| TO BE DONE |
Out of the lines below, please list those that hold the string "checklist".
BEGIN STORED DATA
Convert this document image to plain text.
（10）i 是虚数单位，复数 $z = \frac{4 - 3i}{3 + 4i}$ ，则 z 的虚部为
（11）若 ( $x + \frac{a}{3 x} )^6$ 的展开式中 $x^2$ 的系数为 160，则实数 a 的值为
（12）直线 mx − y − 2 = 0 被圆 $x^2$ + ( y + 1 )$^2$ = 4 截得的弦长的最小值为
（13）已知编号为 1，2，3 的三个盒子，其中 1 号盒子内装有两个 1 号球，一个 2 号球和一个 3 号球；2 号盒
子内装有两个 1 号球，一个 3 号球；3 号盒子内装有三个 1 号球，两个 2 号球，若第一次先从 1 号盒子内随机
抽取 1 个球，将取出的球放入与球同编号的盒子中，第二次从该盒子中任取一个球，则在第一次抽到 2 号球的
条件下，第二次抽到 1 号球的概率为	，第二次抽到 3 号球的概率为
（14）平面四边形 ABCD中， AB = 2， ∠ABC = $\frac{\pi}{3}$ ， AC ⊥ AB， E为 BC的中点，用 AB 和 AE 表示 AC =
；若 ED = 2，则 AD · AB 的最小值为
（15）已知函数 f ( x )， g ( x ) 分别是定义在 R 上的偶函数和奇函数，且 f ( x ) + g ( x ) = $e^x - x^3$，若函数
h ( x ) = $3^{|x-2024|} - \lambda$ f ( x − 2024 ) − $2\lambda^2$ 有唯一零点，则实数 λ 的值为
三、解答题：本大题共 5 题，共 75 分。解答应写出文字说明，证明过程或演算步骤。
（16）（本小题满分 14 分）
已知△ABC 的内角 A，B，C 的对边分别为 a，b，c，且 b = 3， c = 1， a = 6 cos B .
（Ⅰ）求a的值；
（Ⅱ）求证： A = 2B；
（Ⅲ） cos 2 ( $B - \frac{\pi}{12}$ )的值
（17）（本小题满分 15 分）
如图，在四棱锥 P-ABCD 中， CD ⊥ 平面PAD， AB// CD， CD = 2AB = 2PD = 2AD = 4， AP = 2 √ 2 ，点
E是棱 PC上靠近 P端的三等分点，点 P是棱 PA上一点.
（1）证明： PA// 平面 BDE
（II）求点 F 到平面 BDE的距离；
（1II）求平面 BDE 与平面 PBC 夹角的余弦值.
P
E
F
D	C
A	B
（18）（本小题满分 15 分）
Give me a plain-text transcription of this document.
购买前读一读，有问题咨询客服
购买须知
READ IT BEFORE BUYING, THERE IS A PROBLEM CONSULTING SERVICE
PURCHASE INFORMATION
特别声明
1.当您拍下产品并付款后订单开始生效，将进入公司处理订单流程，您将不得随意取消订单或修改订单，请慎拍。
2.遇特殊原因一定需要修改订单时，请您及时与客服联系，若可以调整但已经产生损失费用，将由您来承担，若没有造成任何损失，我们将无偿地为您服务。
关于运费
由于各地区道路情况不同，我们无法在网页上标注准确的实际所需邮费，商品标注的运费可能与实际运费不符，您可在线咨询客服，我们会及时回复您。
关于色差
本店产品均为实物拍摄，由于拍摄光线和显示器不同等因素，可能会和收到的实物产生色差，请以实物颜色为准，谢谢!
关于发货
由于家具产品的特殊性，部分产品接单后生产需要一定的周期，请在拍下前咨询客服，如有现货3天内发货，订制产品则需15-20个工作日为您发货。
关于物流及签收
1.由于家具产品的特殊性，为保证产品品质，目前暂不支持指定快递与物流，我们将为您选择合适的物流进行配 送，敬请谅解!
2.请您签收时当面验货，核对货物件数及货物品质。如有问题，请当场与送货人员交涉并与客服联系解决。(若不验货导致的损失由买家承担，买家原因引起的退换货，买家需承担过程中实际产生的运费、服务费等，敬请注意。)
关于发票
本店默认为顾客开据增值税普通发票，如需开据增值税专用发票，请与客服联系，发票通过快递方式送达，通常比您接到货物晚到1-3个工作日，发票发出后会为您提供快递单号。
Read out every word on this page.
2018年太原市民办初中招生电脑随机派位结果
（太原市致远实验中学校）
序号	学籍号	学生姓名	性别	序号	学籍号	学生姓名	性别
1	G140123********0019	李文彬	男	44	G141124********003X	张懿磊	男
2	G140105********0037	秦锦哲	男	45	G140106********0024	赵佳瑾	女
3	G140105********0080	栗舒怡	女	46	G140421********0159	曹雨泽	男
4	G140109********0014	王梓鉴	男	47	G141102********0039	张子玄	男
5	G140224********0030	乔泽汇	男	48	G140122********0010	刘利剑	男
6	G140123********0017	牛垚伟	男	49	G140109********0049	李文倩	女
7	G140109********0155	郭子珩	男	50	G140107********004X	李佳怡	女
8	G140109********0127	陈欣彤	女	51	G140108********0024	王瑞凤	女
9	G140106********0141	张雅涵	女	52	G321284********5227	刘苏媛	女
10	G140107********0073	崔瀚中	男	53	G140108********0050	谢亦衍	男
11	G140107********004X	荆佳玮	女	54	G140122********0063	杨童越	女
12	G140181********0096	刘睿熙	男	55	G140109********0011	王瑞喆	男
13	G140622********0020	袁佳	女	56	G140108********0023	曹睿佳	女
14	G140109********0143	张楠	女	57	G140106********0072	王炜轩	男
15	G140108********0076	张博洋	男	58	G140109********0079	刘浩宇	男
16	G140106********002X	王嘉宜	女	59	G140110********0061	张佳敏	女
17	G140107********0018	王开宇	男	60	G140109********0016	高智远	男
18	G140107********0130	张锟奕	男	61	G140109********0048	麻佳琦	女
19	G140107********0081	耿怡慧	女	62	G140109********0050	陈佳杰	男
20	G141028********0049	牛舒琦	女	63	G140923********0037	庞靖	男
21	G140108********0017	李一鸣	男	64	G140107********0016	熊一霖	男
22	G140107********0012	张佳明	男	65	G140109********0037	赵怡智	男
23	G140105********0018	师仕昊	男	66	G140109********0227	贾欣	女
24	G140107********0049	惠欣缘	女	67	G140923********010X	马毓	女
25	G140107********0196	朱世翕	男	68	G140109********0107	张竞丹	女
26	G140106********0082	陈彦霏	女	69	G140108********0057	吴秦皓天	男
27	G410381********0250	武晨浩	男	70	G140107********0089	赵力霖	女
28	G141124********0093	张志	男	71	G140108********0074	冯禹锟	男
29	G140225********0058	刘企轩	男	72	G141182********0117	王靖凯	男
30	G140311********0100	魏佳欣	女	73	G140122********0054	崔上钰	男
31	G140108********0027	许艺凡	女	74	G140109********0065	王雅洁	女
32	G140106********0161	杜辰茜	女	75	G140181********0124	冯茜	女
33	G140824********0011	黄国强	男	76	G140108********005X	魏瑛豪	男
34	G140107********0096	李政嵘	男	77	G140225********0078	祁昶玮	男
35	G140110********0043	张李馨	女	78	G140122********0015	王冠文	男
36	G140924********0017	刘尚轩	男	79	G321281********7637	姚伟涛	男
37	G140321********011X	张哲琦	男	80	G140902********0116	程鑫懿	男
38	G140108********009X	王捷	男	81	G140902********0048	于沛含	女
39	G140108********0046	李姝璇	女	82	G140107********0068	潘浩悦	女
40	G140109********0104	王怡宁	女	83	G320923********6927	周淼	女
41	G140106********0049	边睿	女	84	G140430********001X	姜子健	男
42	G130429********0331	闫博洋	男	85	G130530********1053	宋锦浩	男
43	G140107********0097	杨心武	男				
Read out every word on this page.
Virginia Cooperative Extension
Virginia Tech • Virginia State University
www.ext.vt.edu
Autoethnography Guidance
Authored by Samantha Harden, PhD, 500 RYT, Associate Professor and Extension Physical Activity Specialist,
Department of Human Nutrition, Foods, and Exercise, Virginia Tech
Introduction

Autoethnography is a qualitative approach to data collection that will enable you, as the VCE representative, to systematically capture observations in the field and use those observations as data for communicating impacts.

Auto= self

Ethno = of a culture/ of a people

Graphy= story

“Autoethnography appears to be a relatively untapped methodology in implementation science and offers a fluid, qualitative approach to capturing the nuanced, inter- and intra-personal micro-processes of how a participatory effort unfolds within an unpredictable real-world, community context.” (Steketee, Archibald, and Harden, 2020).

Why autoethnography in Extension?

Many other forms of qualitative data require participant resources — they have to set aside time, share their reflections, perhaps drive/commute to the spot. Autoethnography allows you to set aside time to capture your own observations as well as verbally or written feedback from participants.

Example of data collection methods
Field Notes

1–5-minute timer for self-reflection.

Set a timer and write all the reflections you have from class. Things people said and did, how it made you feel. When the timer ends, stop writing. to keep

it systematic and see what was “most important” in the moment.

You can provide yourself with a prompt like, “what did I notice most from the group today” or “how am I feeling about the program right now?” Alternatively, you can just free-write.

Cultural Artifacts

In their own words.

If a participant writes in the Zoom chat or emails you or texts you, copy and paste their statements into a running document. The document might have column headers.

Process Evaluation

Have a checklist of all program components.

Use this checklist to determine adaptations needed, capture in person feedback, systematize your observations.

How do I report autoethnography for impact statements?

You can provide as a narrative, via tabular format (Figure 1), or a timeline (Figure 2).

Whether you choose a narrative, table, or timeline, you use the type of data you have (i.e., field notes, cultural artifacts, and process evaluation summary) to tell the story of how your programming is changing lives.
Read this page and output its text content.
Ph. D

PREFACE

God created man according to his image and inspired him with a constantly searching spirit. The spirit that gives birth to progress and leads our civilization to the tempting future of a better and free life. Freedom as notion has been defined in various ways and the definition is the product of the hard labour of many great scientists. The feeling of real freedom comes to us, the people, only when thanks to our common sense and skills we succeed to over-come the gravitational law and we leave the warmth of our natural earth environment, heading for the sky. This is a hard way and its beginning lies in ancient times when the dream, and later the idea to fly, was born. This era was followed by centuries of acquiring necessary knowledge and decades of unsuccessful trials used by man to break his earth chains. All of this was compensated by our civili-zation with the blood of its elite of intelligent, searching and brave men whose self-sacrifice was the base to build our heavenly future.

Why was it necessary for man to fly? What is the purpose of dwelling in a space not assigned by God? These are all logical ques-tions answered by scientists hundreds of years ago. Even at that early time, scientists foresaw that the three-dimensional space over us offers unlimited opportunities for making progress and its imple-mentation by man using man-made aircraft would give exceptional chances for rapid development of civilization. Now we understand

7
END STORED DATA
| ANSWER TO THIS EXERCISE |
Have a checklist of all program components.
Use this checklist to determine adaptations needed, capture in person feedback, systematize your observations.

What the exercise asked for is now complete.